*Exercise brief*: Copy every entry exactly.

-------

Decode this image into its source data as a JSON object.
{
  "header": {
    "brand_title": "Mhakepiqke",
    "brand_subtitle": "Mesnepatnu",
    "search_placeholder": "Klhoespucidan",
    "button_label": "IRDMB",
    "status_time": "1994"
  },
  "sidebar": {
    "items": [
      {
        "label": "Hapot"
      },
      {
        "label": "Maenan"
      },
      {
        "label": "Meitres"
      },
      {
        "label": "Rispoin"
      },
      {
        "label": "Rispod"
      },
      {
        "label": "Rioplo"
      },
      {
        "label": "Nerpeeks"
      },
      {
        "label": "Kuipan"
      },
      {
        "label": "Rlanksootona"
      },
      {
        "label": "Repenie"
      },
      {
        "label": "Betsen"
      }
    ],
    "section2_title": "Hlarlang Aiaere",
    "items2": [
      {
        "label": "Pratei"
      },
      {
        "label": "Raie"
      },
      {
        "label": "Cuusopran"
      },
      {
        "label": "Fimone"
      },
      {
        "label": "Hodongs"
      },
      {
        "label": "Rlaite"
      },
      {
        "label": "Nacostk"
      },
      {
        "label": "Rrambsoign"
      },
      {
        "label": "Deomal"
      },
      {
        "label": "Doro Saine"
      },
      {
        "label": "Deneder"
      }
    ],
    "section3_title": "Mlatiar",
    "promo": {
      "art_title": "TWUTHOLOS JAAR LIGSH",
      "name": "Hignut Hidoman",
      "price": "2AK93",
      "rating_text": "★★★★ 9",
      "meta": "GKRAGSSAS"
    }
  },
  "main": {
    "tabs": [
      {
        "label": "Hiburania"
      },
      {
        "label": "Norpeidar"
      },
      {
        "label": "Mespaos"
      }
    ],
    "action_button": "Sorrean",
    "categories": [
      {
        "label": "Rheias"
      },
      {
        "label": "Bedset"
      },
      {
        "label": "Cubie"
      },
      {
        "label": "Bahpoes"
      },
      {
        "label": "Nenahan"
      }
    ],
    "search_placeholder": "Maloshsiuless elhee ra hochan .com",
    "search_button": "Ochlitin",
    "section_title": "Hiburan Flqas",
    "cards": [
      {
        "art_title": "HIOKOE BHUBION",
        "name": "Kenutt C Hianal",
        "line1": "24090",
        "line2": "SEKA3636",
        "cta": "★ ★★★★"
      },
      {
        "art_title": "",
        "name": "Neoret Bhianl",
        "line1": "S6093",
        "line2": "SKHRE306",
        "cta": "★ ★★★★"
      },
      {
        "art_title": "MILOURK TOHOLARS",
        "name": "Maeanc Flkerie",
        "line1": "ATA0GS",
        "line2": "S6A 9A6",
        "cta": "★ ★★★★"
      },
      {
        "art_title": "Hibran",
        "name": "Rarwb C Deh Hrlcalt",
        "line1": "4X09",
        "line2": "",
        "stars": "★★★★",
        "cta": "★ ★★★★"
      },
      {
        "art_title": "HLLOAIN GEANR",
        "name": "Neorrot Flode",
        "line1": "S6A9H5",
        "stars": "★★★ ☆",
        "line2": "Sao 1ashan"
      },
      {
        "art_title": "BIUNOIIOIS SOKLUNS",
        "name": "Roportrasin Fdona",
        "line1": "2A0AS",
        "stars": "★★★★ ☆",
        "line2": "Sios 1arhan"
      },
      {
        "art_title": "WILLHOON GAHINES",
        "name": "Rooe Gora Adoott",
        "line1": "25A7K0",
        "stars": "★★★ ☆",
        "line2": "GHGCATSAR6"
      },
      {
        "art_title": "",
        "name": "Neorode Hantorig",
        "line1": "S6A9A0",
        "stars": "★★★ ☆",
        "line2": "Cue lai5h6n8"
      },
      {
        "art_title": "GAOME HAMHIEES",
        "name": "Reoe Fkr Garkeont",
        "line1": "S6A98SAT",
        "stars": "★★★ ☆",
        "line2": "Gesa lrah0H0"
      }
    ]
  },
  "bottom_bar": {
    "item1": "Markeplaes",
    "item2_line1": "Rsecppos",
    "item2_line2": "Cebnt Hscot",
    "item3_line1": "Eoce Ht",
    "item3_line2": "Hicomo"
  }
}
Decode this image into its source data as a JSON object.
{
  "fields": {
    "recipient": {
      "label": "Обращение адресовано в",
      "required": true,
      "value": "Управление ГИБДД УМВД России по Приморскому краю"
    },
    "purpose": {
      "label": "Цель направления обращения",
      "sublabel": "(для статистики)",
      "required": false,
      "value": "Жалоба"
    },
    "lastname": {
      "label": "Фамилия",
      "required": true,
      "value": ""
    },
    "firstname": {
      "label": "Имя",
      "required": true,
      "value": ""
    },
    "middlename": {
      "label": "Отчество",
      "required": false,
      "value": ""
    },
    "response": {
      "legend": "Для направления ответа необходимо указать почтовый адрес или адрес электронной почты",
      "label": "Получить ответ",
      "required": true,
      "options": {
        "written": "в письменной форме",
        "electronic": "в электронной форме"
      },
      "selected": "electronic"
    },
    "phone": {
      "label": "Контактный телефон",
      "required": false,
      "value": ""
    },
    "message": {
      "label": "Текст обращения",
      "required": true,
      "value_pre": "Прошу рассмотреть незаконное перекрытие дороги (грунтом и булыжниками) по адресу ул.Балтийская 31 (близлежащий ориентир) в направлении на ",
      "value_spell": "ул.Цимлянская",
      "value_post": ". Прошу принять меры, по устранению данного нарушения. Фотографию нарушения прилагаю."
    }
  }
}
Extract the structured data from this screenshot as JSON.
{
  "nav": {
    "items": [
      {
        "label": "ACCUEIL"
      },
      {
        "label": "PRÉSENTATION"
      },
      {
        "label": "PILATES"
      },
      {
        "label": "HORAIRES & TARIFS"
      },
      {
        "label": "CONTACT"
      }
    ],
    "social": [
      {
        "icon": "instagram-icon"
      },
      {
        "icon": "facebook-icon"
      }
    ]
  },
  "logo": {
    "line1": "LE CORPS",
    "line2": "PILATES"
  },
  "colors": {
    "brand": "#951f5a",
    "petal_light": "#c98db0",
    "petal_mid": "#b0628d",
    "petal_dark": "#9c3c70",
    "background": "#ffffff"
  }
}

-------

*Written response*:
Decode this image into its source data as a JSON object.
{
  "header": {
    "brand_title": "Mhakepiqke",
    "brand_subtitle": "Mesnepatnu",
    "search_placeholder": "Klhoespucidan",
    "button_label": "IRDMB",
    "status_time": "1994"
  },
  "sidebar": {
    "items": [
      {
        "label": "Hapot"
      },
      {
        "label": "Maenan"
      },
      {
        "label": "Meitres"
      },
      {
        "label": "Rispoin"
      },
      {
        "label": "Rispod"
      },
      {
        "label": "Rioplo"
      },
      {
        "label": "Nerpeeks"
      },
      {
        "label": "Kuipan"
      },
      {
        "label": "Rlanksootona"
      },
      {
        "label": "Repenie"
      },
      {
        "label": "Betsen"
      }
    ],
    "section2_title": "Hlarlang Aiaere",
    "items2": [
      {
        "label": "Pratei"
      },
      {
        "label": "Raie"
      },
      {
        "label": "Cuusopran"
      },
      {
        "label": "Fimone"
      },
      {
        "label": "Hodongs"
      },
      {
        "label": "Rlaite"
      },
      {
        "label": "Nacostk"
      },
      {
        "label": "Rrambsoign"
      },
      {
        "label": "Deomal"
      },
      {
        "label": "Doro Saine"
      },
      {
        "label": "Deneder"
      }
    ],
    "section3_title": "Mlatiar",
    "promo": {
      "art_title": "TWUTHOLOS JAAR LIGSH",
      "name": "Hignut Hidoman",
      "price": "2AK93",
      "rating_text": "★★★★ 9",
      "meta": "GKRAGSSAS"
    }
  },
  "main": {
    "tabs": [
      {
        "label": "Hiburania"
      },
      {
        "label": "Norpeidar"
      },
      {
        "label": "Mespaos"
      }
    ],
    "action_button": "Sorrean",
    "categories": [
      {
        "label": "Rheias"
      },
      {
        "label": "Bedset"
      },
      {
        "label": "Cubie"
      },
      {
        "label": "Bahpoes"
      },
      {
        "label": "Nenahan"
      }
    ],
    "search_placeholder": "Maloshsiuless elhee ra hochan .com",
    "search_button": "Ochlitin",
    "section_title": "Hiburan Flqas",
    "cards": [
      {
        "art_title": "HIOKOE BHUBION",
        "name": "Kenutt C Hianal",
        "line1": "24090",
        "line2": "SEKA3636",
        "cta": "★ ★★★★"
      },
      {
        "art_title": "",
        "name": "Neoret Bhianl",
        "line1": "S6093",
        "line2": "SKHRE306",
        "cta": "★ ★★★★"
      },
      {
        "art_title": "MILOURK TOHOLARS",
        "name": "Maeanc Flkerie",
        "line1": "ATA0GS",
        "line2": "S6A 9A6",
        "cta": "★ ★★★★"
      },
      {
        "art_title": "Hibran",
        "name": "Rarwb C Deh Hrlcalt",
        "line1": "4X09",
        "line2": "",
        "stars": "★★★★",
        "cta": "★ ★★★★"
      },
      {
        "art_title": "HLLOAIN GEANR",
        "name": "Neorrot Flode",
        "line1": "S6A9H5",
        "stars": "★★★ ☆",
        "line2": "Sao 1ashan"
      },
      {
        "art_title": "BIUNOIIOIS SOKLUNS",
        "name": "Roportrasin Fdona",
        "line1": "2A0AS",
        "stars": "★★★★ ☆",
        "line2": "Sios 1arhan"
      },
      {
        "art_title": "WILLHOON GAHINES",
        "name": "Rooe Gora Adoott",
        "line1": "25A7K0",
        "stars": "★★★ ☆",
        "line2": "GHGCATSAR6"
      },
      {
        "art_title": "",
        "name": "Neorode Hantorig",
        "line1": "S6A9A0",
        "stars": "★★★ ☆",
        "line2": "Cue lai5h6n8"
      },
      {
        "art_title": "GAOME HAMHIEES",
        "name": "Reoe Fkr Garkeont",
        "line1": "S6A98SAT",
        "stars": "★★★ ☆",
        "line2": "Gesa lrah0H0"
      }
    ]
  },
  "bottom_bar": {
    "item1": "Markeplaes",
    "item2_line1": "Rsecppos",
    "item2_line2": "Cebnt Hscot",
    "item3_line1": "Eoce Ht",
    "item3_line2": "Hicomo"
  }
}
Decode this image into its source data as a JSON object.
{
  "fields": {
    "recipient": {
      "label": "Обращение адресовано в",
      "required": true,
      "value": "Управление ГИБДД УМВД России по Приморскому краю"
    },
    "purpose": {
      "label": "Цель направления обращения",
      "sublabel": "(для статистики)",
      "required": false,
      "value": "Жалоба"
    },
    "lastname": {
      "label": "Фамилия",
      "required": true,
      "value": ""
    },
    "firstname": {
      "label": "Имя",
      "required": true,
      "value": ""
    },
    "middlename": {
      "label": "Отчество",
      "required": false,
      "value": ""
    },
    "response": {
      "legend": "Для направления ответа необходимо указать почтовый адрес или адрес электронной почты",
      "label": "Получить ответ",
      "required": true,
      "options": {
        "written": "в письменной форме",
        "electronic": "в электронной форме"
      },
      "selected": "electronic"
    },
    "phone": {
      "label": "Контактный телефон",
      "required": false,
      "value": ""
    },
    "message": {
      "label": "Текст обращения",
      "required": true,
      "value_pre": "Прошу рассмотреть незаконное перекрытие дороги (грунтом и булыжниками) по адресу ул.Балтийская 31 (близлежащий ориентир) в направлении на ",
      "value_spell": "ул.Цимлянская",
      "value_post": ". Прошу принять меры, по устранению данного нарушения. Фотографию нарушения прилагаю."
    }
  }
}
Extract the structured data from this screenshot as JSON.
{
  "nav": {
    "items": [
      {
        "label": "ACCUEIL"
      },
      {
        "label": "PRÉSENTATION"
      },
      {
        "label": "PILATES"
      },
      {
        "label": "HORAIRES & TARIFS"
      },
      {
        "label": "CONTACT"
      }
    ],
    "social": [
      {
        "icon": "instagram-icon"
      },
      {
        "icon": "facebook-icon"
      }
    ]
  },
  "logo": {
    "line1": "LE CORPS",
    "line2": "PILATES"
  },
  "colors": {
    "brand": "#951f5a",
    "petal_light": "#c98db0",
    "petal_mid": "#b0628d",
    "petal_dark": "#9c3c70",
    "background": "#ffffff"
  }
}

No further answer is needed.